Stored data
* begin *

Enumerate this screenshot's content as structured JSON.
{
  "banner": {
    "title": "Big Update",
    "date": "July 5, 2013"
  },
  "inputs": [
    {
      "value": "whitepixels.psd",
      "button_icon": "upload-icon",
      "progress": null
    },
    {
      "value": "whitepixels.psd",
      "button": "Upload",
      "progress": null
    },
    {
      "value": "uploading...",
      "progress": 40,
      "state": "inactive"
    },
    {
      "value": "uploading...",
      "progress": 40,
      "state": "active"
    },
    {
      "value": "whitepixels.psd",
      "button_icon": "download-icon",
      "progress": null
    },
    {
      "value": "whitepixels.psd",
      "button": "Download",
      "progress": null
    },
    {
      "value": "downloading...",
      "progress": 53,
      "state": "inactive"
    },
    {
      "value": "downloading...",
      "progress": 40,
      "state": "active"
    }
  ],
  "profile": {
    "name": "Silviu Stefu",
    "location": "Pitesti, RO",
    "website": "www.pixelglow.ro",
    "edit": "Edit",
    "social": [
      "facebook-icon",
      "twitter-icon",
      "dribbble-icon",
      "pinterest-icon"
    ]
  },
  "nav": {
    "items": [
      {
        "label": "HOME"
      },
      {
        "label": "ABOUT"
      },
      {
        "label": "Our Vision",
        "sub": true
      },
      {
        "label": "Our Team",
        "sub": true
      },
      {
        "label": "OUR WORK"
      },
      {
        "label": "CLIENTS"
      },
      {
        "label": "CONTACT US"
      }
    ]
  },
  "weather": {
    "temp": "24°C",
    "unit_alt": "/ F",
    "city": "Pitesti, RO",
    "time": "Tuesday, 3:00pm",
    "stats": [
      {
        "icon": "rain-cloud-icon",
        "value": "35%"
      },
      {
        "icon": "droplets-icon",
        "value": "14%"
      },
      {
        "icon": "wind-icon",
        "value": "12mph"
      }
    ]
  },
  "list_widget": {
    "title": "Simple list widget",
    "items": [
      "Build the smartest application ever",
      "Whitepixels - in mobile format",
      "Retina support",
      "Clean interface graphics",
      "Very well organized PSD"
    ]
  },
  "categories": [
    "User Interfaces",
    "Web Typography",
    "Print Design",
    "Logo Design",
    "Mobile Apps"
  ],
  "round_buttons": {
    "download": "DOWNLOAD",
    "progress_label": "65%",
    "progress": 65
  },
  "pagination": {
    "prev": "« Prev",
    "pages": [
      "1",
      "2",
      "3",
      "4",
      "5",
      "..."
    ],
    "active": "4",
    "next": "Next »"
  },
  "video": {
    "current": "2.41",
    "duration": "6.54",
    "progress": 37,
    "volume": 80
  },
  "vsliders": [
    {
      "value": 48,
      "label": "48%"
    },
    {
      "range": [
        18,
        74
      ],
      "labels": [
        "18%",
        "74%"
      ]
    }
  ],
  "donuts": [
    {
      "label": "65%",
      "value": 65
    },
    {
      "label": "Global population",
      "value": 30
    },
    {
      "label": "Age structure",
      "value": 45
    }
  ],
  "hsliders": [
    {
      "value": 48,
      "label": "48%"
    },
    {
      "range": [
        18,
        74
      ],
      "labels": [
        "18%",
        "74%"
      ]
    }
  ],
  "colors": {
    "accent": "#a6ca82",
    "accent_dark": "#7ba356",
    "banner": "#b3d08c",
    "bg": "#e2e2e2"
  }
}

* end *

▶ _What the task asks_: State how many lines hold the word "Pitesti". The number is the whole answer.

▶ _The result_: 2